• [INSTRUCTIONS FOR THE TASK]: Every entry that follows needs to be repeated exactly.
──────── DATA SUPPLIED ────────
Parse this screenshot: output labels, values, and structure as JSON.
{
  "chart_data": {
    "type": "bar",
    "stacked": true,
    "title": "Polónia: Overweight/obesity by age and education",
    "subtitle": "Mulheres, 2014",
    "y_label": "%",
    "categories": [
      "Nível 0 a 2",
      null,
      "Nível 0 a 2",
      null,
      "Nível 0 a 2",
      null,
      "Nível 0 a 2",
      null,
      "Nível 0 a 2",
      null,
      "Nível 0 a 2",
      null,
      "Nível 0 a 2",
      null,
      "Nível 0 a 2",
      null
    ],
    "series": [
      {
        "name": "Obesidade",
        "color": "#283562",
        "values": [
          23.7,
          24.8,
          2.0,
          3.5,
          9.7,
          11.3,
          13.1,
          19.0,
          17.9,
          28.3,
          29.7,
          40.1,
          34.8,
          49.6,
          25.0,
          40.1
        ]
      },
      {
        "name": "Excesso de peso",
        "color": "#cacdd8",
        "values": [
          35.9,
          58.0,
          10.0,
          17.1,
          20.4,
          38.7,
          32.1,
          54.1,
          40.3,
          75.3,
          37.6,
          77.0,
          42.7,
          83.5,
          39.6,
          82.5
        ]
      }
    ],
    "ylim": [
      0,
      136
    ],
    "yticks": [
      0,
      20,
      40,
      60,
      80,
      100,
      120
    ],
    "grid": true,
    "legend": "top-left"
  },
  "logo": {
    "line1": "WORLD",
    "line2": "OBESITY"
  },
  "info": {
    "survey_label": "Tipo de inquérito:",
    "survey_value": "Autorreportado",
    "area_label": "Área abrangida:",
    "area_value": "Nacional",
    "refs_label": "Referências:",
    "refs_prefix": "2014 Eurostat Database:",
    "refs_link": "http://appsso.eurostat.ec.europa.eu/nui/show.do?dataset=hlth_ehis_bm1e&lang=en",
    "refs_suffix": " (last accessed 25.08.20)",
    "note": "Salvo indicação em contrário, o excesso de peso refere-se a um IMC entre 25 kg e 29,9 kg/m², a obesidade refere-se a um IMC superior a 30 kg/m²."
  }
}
────────
• [THE OUTPUT]:
Parse this screenshot: output labels, values, and structure as JSON.
{
  "chart_data": {
    "type": "bar",
    "stacked": true,
    "title": "Polónia: Overweight/obesity by age and education",
    "subtitle": "Mulheres, 2014",
    "y_label": "%",
    "categories": [
      "Nível 0 a 2",
      null,
      "Nível 0 a 2",
      null,
      "Nível 0 a 2",
      null,
      "Nível 0 a 2",
      null,
      "Nível 0 a 2",
      null,
      "Nível 0 a 2",
      null,
      "Nível 0 a 2",
      null,
      "Nível 0 a 2",
      null
    ],
    "series": [
      {
        "name": "Obesidade",
        "color": "#283562",
        "values": [
          23.7,
          24.8,
          2.0,
          3.5,
          9.7,
          11.3,
          13.1,
          19.0,
          17.9,
          28.3,
          29.7,
          40.1,
          34.8,
          49.6,
          25.0,
          40.1
        ]
      },
      {
        "name": "Excesso de peso",
        "color": "#cacdd8",
        "values": [
          35.9,
          58.0,
          10.0,
          17.1,
          20.4,
          38.7,
          32.1,
          54.1,
          40.3,
          75.3,
          37.6,
          77.0,
          42.7,
          83.5,
          39.6,
          82.5
        ]
      }
    ],
    "ylim": [
      0,
      136
    ],
    "yticks": [
      0,
      20,
      40,
      60,
      80,
      100,
      120
    ],
    "grid": true,
    "legend": "top-left"
  },
  "logo": {
    "line1": "WORLD",
    "line2": "OBESITY"
  },
  "info": {
    "survey_label": "Tipo de inquérito:",
    "survey_value": "Autorreportado",
    "area_label": "Área abrangida:",
    "area_value": "Nacional",
    "refs_label": "Referências:",
    "refs_prefix": "2014 Eurostat Database:",
    "refs_link": "http://appsso.eurostat.ec.europa.eu/nui/show.do?dataset=hlth_ehis_bm1e&lang=en",
    "refs_suffix": " (last accessed 25.08.20)",
    "note": "Salvo indicação em contrário, o excesso de peso refere-se a um IMC entre 25 kg e 29,9 kg/m², a obesidade refere-se a um IMC superior a 30 kg/m²."
  }
}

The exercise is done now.